DIRECTIONS: Exactly repeat the material, dropping only the pictures.

--- Begin MATERIAL TO PROCESS ---

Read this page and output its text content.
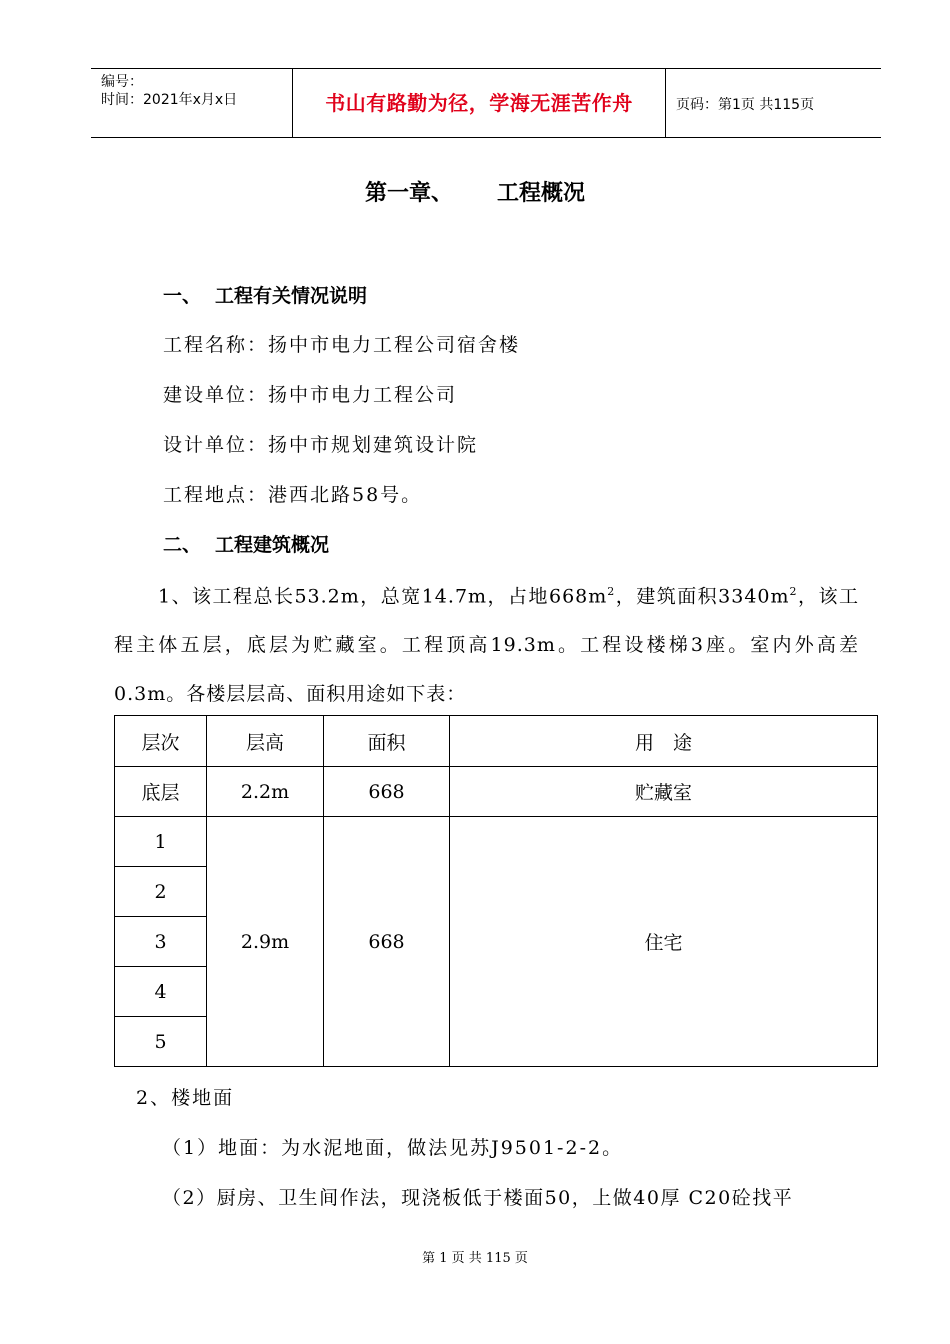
编号：
时间：2021年x月x日	书山有路勤为径，学海无涯苦作舟	页码：第1页 共115页
第一章、 工程概况
一、 工程有关情况说明
工程名称：扬中市电力工程公司宿舍楼
建设单位：扬中市电力工程公司
设计单位：扬中市规划建筑设计院
工程地点：港西北路58号。
二、 工程建筑概况
1、该工程总长53.2m，总宽14.7m，占地$668m^2$，建筑面积$3340m^2$，该工程主体五层，底层为贮藏室。工程顶高19.3m。工程设楼梯3座。室内外高差0.3m。各楼层层高、面积用途如下表：
层次	层高	面积	用　途
底层	2.2m	668	贮藏室
1	2.9m	668	住宅
2			
3			
4			
5			
2、楼地面
（1）地面：为水泥地面，做法见苏J9501-2-2。
（2）厨房、卫生间作法，现浇板低于楼面50，上做40厚 C20砼找平
第 1 页 共 115 页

--- End MATERIAL TO PROCESS ---

THE SOLUTION:
Read this page and output its text content.
编号：
时间：2021年x月x日	书山有路勤为径，学海无涯苦作舟	页码：第1页 共115页
第一章、 工程概况
一、 工程有关情况说明
工程名称：扬中市电力工程公司宿舍楼
建设单位：扬中市电力工程公司
设计单位：扬中市规划建筑设计院
工程地点：港西北路58号。
二、 工程建筑概况
1、该工程总长53.2m，总宽14.7m，占地$668m^2$，建筑面积$3340m^2$，该工程主体五层，底层为贮藏室。工程顶高19.3m。工程设楼梯3座。室内外高差0.3m。各楼层层高、面积用途如下表：
层次	层高	面积	用　途
底层	2.2m	668	贮藏室
1	2.9m	668	住宅
2			
3			
4			
5			
2、楼地面
（1）地面：为水泥地面，做法见苏J9501-2-2。
（2）厨房、卫生间作法，现浇板低于楼面50，上做40厚 C20砼找平
第 1 页 共 115 页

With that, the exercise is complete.